[Structured figure records]
┄┄┄┄┄┄┄┄┄┄┄┄┄┄┄┄┄┄┄┄

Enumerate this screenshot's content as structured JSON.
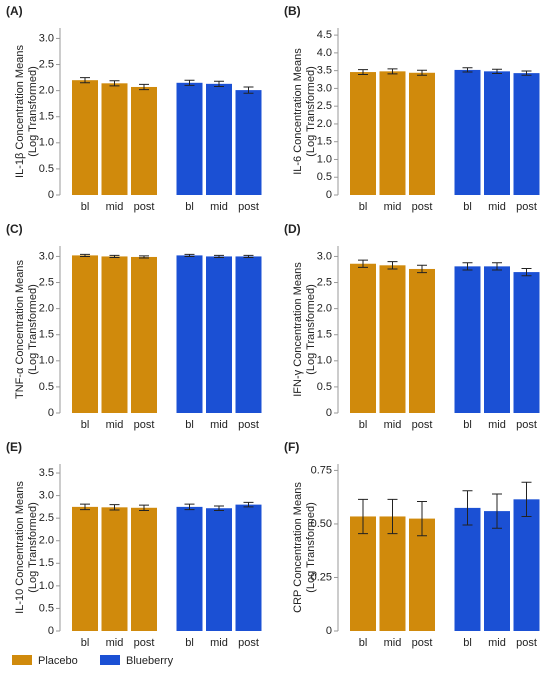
{
  "legend": {
    "series": [
      {
        "name": "Placebo",
        "color": "#d08a0c"
      },
      {
        "name": "Blueberry",
        "color": "#1b50d4"
      }
    ]
  },
  "chart_data": [
    {
      "type": "bar",
      "title": "(A)",
      "ylabel": [
        "IL-1β Concentration Means",
        "(Log Transformed)"
      ],
      "categories": [
        "bl",
        "mid",
        "post"
      ],
      "ylim": [
        0,
        3.2
      ],
      "yticks": [
        0,
        0.5,
        {
          "value": 1,
          "label": "1.0"
        },
        1.5,
        {
          "value": 2,
          "label": "2.0"
        },
        2.5,
        {
          "value": 3,
          "label": "3.0"
        }
      ],
      "series": [
        {
          "values": [
            2.2,
            2.14,
            2.07
          ],
          "errors": [
            0.05,
            0.05,
            0.05
          ]
        },
        {
          "values": [
            2.15,
            2.13,
            2.01
          ],
          "errors": [
            0.05,
            0.05,
            0.06
          ]
        }
      ]
    },
    {
      "type": "bar",
      "title": "(B)",
      "ylabel": [
        "IL-6 Concentration Means",
        "(Log Transformed)"
      ],
      "categories": [
        "bl",
        "mid",
        "post"
      ],
      "ylim": [
        0,
        4.7
      ],
      "yticks": [
        0,
        0.5,
        {
          "value": 1,
          "label": "1.0"
        },
        1.5,
        {
          "value": 2,
          "label": "2.0"
        },
        2.5,
        {
          "value": 3,
          "label": "3.0"
        },
        3.5,
        {
          "value": 4,
          "label": "4.0"
        },
        4.5
      ],
      "series": [
        {
          "values": [
            3.46,
            3.48,
            3.44
          ],
          "errors": [
            0.07,
            0.07,
            0.07
          ]
        },
        {
          "values": [
            3.52,
            3.48,
            3.43
          ],
          "errors": [
            0.06,
            0.06,
            0.06
          ]
        }
      ]
    },
    {
      "type": "bar",
      "title": "(C)",
      "ylabel": [
        "TNF-α Concentration Means",
        "(Log Transformed)"
      ],
      "categories": [
        "bl",
        "mid",
        "post"
      ],
      "ylim": [
        0,
        3.2
      ],
      "yticks": [
        0,
        0.5,
        {
          "value": 1,
          "label": "1.0"
        },
        1.5,
        {
          "value": 2,
          "label": "2.0"
        },
        2.5,
        {
          "value": 3,
          "label": "3.0"
        }
      ],
      "series": [
        {
          "values": [
            3.02,
            3.0,
            2.99
          ],
          "errors": [
            0.02,
            0.02,
            0.02
          ]
        },
        {
          "values": [
            3.02,
            3.0,
            3.0
          ],
          "errors": [
            0.02,
            0.02,
            0.02
          ]
        }
      ]
    },
    {
      "type": "bar",
      "title": "(D)",
      "ylabel": [
        "IFN-γ Concentration Means",
        "(Log Transformed)"
      ],
      "categories": [
        "bl",
        "mid",
        "post"
      ],
      "ylim": [
        0,
        3.2
      ],
      "yticks": [
        0,
        0.5,
        {
          "value": 1,
          "label": "1.0"
        },
        1.5,
        {
          "value": 2,
          "label": "2.0"
        },
        2.5,
        {
          "value": 3,
          "label": "3.0"
        }
      ],
      "series": [
        {
          "values": [
            2.86,
            2.83,
            2.76
          ],
          "errors": [
            0.07,
            0.07,
            0.07
          ]
        },
        {
          "values": [
            2.81,
            2.81,
            2.7
          ],
          "errors": [
            0.07,
            0.07,
            0.07
          ]
        }
      ]
    },
    {
      "type": "bar",
      "title": "(E)",
      "ylabel": [
        "IL-10 Concentration Means",
        "(Log Transformed)"
      ],
      "categories": [
        "bl",
        "mid",
        "post"
      ],
      "ylim": [
        0,
        3.7
      ],
      "yticks": [
        0,
        0.5,
        {
          "value": 1,
          "label": "1.0"
        },
        1.5,
        {
          "value": 2,
          "label": "2.0"
        },
        2.5,
        {
          "value": 3,
          "label": "3.0"
        },
        3.5
      ],
      "series": [
        {
          "values": [
            2.75,
            2.74,
            2.73
          ],
          "errors": [
            0.06,
            0.06,
            0.06
          ]
        },
        {
          "values": [
            2.75,
            2.72,
            2.8
          ],
          "errors": [
            0.06,
            0.05,
            0.05
          ]
        }
      ]
    },
    {
      "type": "bar",
      "title": "(F)",
      "ylabel": [
        "CRP Concentration Means",
        "(Log Transformed)"
      ],
      "categories": [
        "bl",
        "mid",
        "post"
      ],
      "ylim": [
        0,
        0.78
      ],
      "yticks": [
        0,
        0.25,
        {
          "value": 0.5,
          "label": "0.50"
        },
        0.75
      ],
      "series": [
        {
          "values": [
            0.535,
            0.535,
            0.525
          ],
          "errors": [
            0.08,
            0.08,
            0.08
          ]
        },
        {
          "values": [
            0.575,
            0.56,
            0.615
          ],
          "errors": [
            0.08,
            0.08,
            0.08
          ]
        }
      ]
    }
  ]
}
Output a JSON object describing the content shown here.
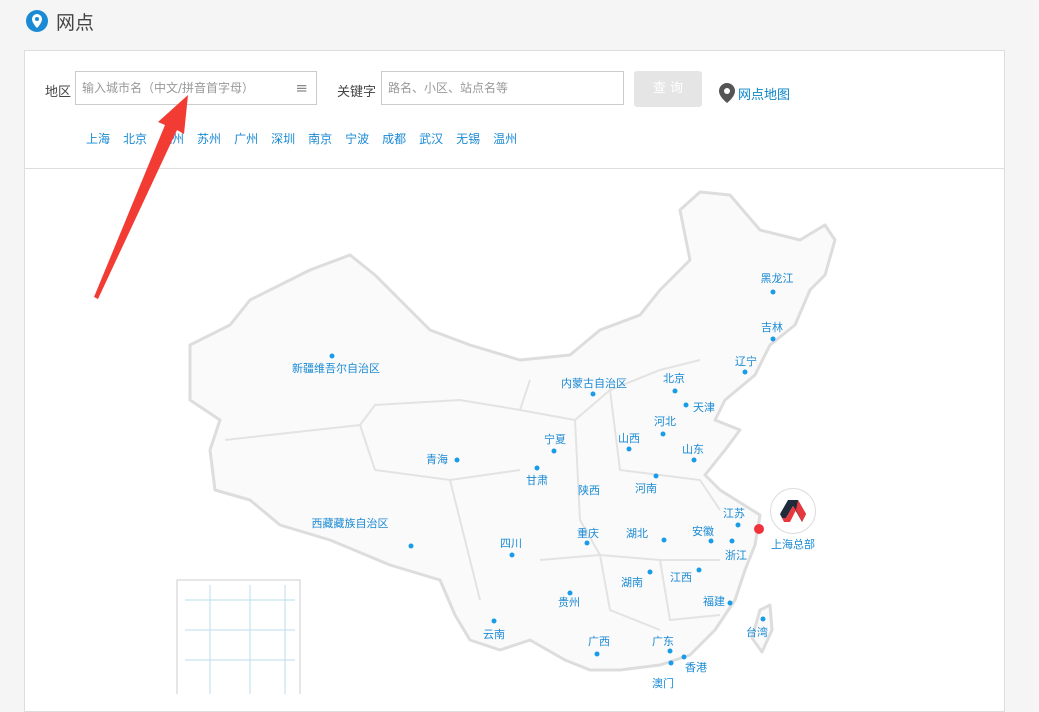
{
  "header": {
    "title": "网点",
    "icon": "location-pin-icon",
    "accent": "#1a8ad4"
  },
  "search": {
    "region_label": "地区",
    "region_placeholder": "输入城市名（中文/拼音首字母）",
    "keyword_label": "关键字",
    "keyword_placeholder": "路名、小区、站点名等",
    "query_button": "查 询",
    "map_link": "网点地图"
  },
  "cities": [
    "上海",
    "北京",
    "杭州",
    "苏州",
    "广州",
    "深圳",
    "南京",
    "宁波",
    "成都",
    "武汉",
    "无锡",
    "温州"
  ],
  "map": {
    "headquarters_label": "上海总部",
    "headquarters_color": "#f0333a",
    "provinces": [
      {
        "name": "黑龙江"
      },
      {
        "name": "吉林"
      },
      {
        "name": "辽宁"
      },
      {
        "name": "北京"
      },
      {
        "name": "天津"
      },
      {
        "name": "河北"
      },
      {
        "name": "山西"
      },
      {
        "name": "山东"
      },
      {
        "name": "内蒙古自治区"
      },
      {
        "name": "新疆维吾尔自治区"
      },
      {
        "name": "宁夏"
      },
      {
        "name": "青海"
      },
      {
        "name": "甘肃"
      },
      {
        "name": "陕西"
      },
      {
        "name": "河南"
      },
      {
        "name": "西藏藏族自治区"
      },
      {
        "name": "四川"
      },
      {
        "name": "重庆"
      },
      {
        "name": "湖北"
      },
      {
        "name": "安徽"
      },
      {
        "name": "江苏"
      },
      {
        "name": "浙江"
      },
      {
        "name": "湖南"
      },
      {
        "name": "江西"
      },
      {
        "name": "贵州"
      },
      {
        "name": "福建"
      },
      {
        "name": "台湾"
      },
      {
        "name": "云南"
      },
      {
        "name": "广西"
      },
      {
        "name": "广东"
      },
      {
        "name": "香港"
      },
      {
        "name": "澳门"
      }
    ]
  }
}
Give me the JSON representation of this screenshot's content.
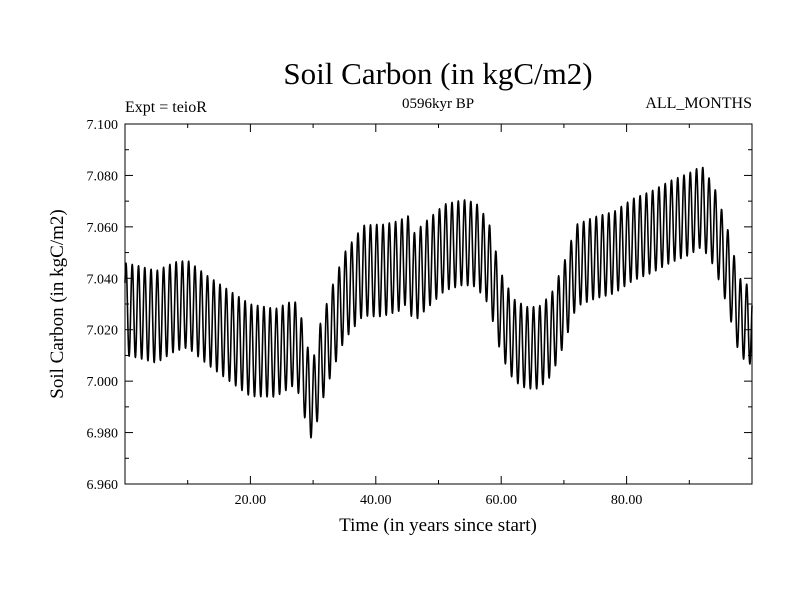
{
  "chart_data": {
    "type": "line",
    "title": "Soil Carbon (in kgC/m2)",
    "subtitle": "0596kyr BP",
    "annotation_left": "Expt = teioR",
    "annotation_right": "ALL_MONTHS",
    "xlabel": "Time (in years since start)",
    "ylabel": "Soil Carbon (in kgC/m2)",
    "xlim": [
      0,
      100
    ],
    "ylim": [
      6.96,
      7.1
    ],
    "x_ticks": [
      20,
      40,
      60,
      80
    ],
    "x_tick_labels": [
      "20.00",
      "40.00",
      "60.00",
      "80.00"
    ],
    "y_ticks": [
      6.96,
      6.98,
      7.0,
      7.02,
      7.04,
      7.06,
      7.08,
      7.1
    ],
    "y_tick_labels": [
      "6.960",
      "6.980",
      "7.000",
      "7.020",
      "7.040",
      "7.060",
      "7.080",
      "7.100"
    ],
    "grid": false,
    "series": [
      {
        "name": "Soil Carbon",
        "color": "#000000",
        "oscillation_period_years": 1,
        "annual_mean": {
          "x": [
            0,
            2,
            5,
            8,
            10,
            13,
            17,
            20,
            24,
            27,
            28,
            29,
            30,
            31,
            33,
            35,
            38,
            41,
            44,
            45,
            46,
            48,
            51,
            54,
            56,
            58,
            60,
            62,
            64,
            66,
            68,
            70,
            72,
            75,
            78,
            81,
            84,
            87,
            90,
            92,
            94,
            96,
            98,
            100
          ],
          "y": [
            7.028,
            7.027,
            7.025,
            7.029,
            7.03,
            7.024,
            7.017,
            7.012,
            7.011,
            7.015,
            7.01,
            6.998,
            6.992,
            7.005,
            7.02,
            7.033,
            7.043,
            7.043,
            7.045,
            7.048,
            7.04,
            7.045,
            7.052,
            7.054,
            7.053,
            7.046,
            7.026,
            7.016,
            7.013,
            7.013,
            7.018,
            7.03,
            7.045,
            7.048,
            7.05,
            7.055,
            7.058,
            7.062,
            7.065,
            7.068,
            7.06,
            7.045,
            7.025,
            7.021
          ]
        },
        "seasonal_half_amplitude": {
          "x": [
            0,
            5,
            10,
            20,
            30,
            40,
            50,
            60,
            70,
            80,
            90,
            100
          ],
          "y": [
            0.018,
            0.018,
            0.017,
            0.018,
            0.016,
            0.018,
            0.017,
            0.016,
            0.016,
            0.016,
            0.016,
            0.015
          ]
        }
      }
    ]
  }
}
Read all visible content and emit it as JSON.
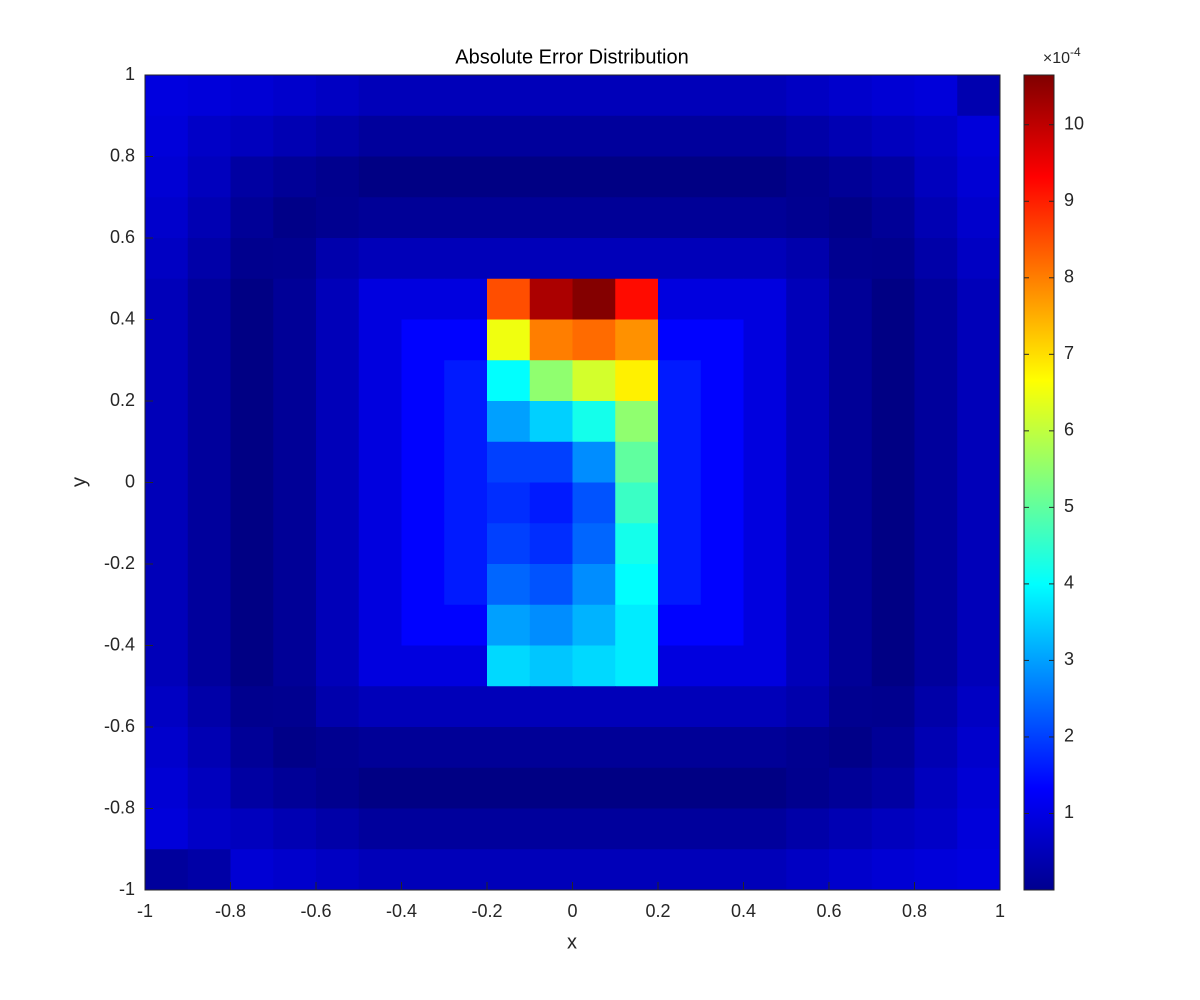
{
  "chart_data": {
    "type": "heatmap",
    "title": "Absolute Error Distribution",
    "x_label": "x",
    "y_label": "y",
    "colorbar_multiplier": "×10",
    "colorbar_exponent": "-4",
    "colormap": "jet",
    "xlim": [
      -1,
      1
    ],
    "ylim": [
      -1,
      1
    ],
    "xticks": [
      -1,
      -0.8,
      -0.6,
      -0.4,
      -0.2,
      0,
      0.2,
      0.4,
      0.6,
      0.8,
      1
    ],
    "yticks": [
      -1,
      -0.8,
      -0.6,
      -0.4,
      -0.2,
      0,
      0.2,
      0.4,
      0.6,
      0.8,
      1
    ],
    "clim": [
      0,
      10.65
    ],
    "cticks": [
      1,
      2,
      3,
      4,
      5,
      6,
      7,
      8,
      9,
      10
    ],
    "x": [
      -0.95,
      -0.85,
      -0.75,
      -0.65,
      -0.55,
      -0.45,
      -0.35,
      -0.25,
      -0.15,
      -0.05,
      0.05,
      0.15,
      0.25,
      0.35,
      0.45,
      0.55,
      0.65,
      0.75,
      0.85,
      0.95
    ],
    "y": [
      0.95,
      0.85,
      0.75,
      0.65,
      0.55,
      0.45,
      0.35,
      0.25,
      0.15,
      0.05,
      -0.05,
      -0.15,
      -0.25,
      -0.35,
      -0.45,
      -0.55,
      -0.65,
      -0.75,
      -0.85,
      -0.95
    ],
    "z": [
      [
        1.0,
        0.94,
        0.88,
        0.8,
        0.7,
        0.6,
        0.6,
        0.6,
        0.6,
        0.6,
        0.6,
        0.6,
        0.6,
        0.6,
        0.6,
        0.7,
        0.8,
        0.88,
        0.94,
        0.5
      ],
      [
        0.94,
        0.75,
        0.65,
        0.54,
        0.42,
        0.3,
        0.3,
        0.3,
        0.3,
        0.3,
        0.3,
        0.3,
        0.3,
        0.3,
        0.3,
        0.42,
        0.54,
        0.65,
        0.75,
        0.94
      ],
      [
        0.88,
        0.65,
        0.36,
        0.25,
        0.15,
        0.05,
        0.05,
        0.05,
        0.05,
        0.05,
        0.05,
        0.05,
        0.05,
        0.05,
        0.05,
        0.15,
        0.25,
        0.36,
        0.65,
        0.88
      ],
      [
        0.8,
        0.54,
        0.25,
        0.09,
        0.17,
        0.25,
        0.25,
        0.25,
        0.25,
        0.25,
        0.25,
        0.25,
        0.25,
        0.25,
        0.25,
        0.17,
        0.09,
        0.25,
        0.54,
        0.8
      ],
      [
        0.7,
        0.42,
        0.15,
        0.17,
        0.46,
        0.6,
        0.6,
        0.6,
        0.6,
        0.6,
        0.6,
        0.6,
        0.6,
        0.6,
        0.6,
        0.46,
        0.17,
        0.15,
        0.42,
        0.7
      ],
      [
        0.6,
        0.3,
        0.05,
        0.25,
        0.6,
        1.0,
        1.0,
        1.0,
        8.5,
        10.2,
        10.6,
        9.2,
        1.0,
        1.0,
        1.0,
        0.6,
        0.25,
        0.05,
        0.3,
        0.6
      ],
      [
        0.6,
        0.3,
        0.05,
        0.25,
        0.6,
        1.0,
        1.35,
        1.35,
        6.5,
        8.0,
        8.2,
        7.8,
        1.35,
        1.35,
        1.0,
        0.6,
        0.25,
        0.05,
        0.3,
        0.6
      ],
      [
        0.6,
        0.3,
        0.05,
        0.25,
        0.6,
        1.0,
        1.35,
        1.6,
        4.0,
        5.5,
        6.2,
        6.8,
        1.6,
        1.35,
        1.0,
        0.6,
        0.25,
        0.05,
        0.3,
        0.6
      ],
      [
        0.6,
        0.3,
        0.05,
        0.25,
        0.6,
        1.0,
        1.35,
        1.6,
        3.0,
        3.5,
        4.2,
        5.5,
        1.6,
        1.35,
        1.0,
        0.6,
        0.25,
        0.05,
        0.3,
        0.6
      ],
      [
        0.6,
        0.3,
        0.05,
        0.25,
        0.6,
        1.0,
        1.35,
        1.6,
        2.0,
        2.0,
        2.8,
        5.0,
        1.6,
        1.35,
        1.0,
        0.6,
        0.25,
        0.05,
        0.3,
        0.6
      ],
      [
        0.6,
        0.3,
        0.05,
        0.25,
        0.6,
        1.0,
        1.35,
        1.6,
        1.8,
        1.6,
        2.2,
        4.6,
        1.6,
        1.35,
        1.0,
        0.6,
        0.25,
        0.05,
        0.3,
        0.6
      ],
      [
        0.6,
        0.3,
        0.05,
        0.25,
        0.6,
        1.0,
        1.35,
        1.6,
        2.0,
        1.8,
        2.4,
        4.2,
        1.6,
        1.35,
        1.0,
        0.6,
        0.25,
        0.05,
        0.3,
        0.6
      ],
      [
        0.6,
        0.3,
        0.05,
        0.25,
        0.6,
        1.0,
        1.35,
        1.6,
        2.4,
        2.2,
        2.8,
        4.0,
        1.6,
        1.35,
        1.0,
        0.6,
        0.25,
        0.05,
        0.3,
        0.6
      ],
      [
        0.6,
        0.3,
        0.05,
        0.25,
        0.6,
        1.0,
        1.35,
        1.35,
        3.0,
        2.8,
        3.2,
        3.8,
        1.35,
        1.35,
        1.0,
        0.6,
        0.25,
        0.05,
        0.3,
        0.6
      ],
      [
        0.6,
        0.3,
        0.05,
        0.25,
        0.6,
        1.0,
        1.0,
        1.0,
        3.6,
        3.4,
        3.6,
        3.8,
        1.0,
        1.0,
        1.0,
        0.6,
        0.25,
        0.05,
        0.3,
        0.6
      ],
      [
        0.7,
        0.42,
        0.15,
        0.17,
        0.46,
        0.6,
        0.6,
        0.6,
        0.6,
        0.6,
        0.6,
        0.6,
        0.6,
        0.6,
        0.6,
        0.46,
        0.17,
        0.15,
        0.42,
        0.7
      ],
      [
        0.8,
        0.54,
        0.25,
        0.09,
        0.17,
        0.25,
        0.25,
        0.25,
        0.25,
        0.25,
        0.25,
        0.25,
        0.25,
        0.25,
        0.25,
        0.17,
        0.09,
        0.25,
        0.54,
        0.8
      ],
      [
        0.88,
        0.65,
        0.36,
        0.25,
        0.15,
        0.05,
        0.05,
        0.05,
        0.05,
        0.05,
        0.05,
        0.05,
        0.05,
        0.05,
        0.05,
        0.15,
        0.25,
        0.36,
        0.65,
        0.88
      ],
      [
        0.94,
        0.75,
        0.65,
        0.54,
        0.42,
        0.3,
        0.3,
        0.3,
        0.3,
        0.3,
        0.3,
        0.3,
        0.3,
        0.3,
        0.3,
        0.42,
        0.54,
        0.65,
        0.75,
        0.94
      ],
      [
        0.3,
        0.4,
        0.88,
        0.8,
        0.7,
        0.6,
        0.6,
        0.6,
        0.6,
        0.6,
        0.6,
        0.6,
        0.6,
        0.6,
        0.6,
        0.7,
        0.8,
        0.88,
        0.94,
        1.0
      ]
    ]
  }
}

┄┄┄┄┄┄┄┄┄┄┄┄┄┄┄┄┄┄┄┄

Given request -> Copy out each line in the listing that has the word "Means".

Worked solution ->
        "IL-1β Concentration Means",
        "IL-6 Concentration Means",
        "TNF-α Concentration Means",
        "IFN-γ Concentration Means",
        "IL-10 Concentration Means",
        "CRP Concentration Means",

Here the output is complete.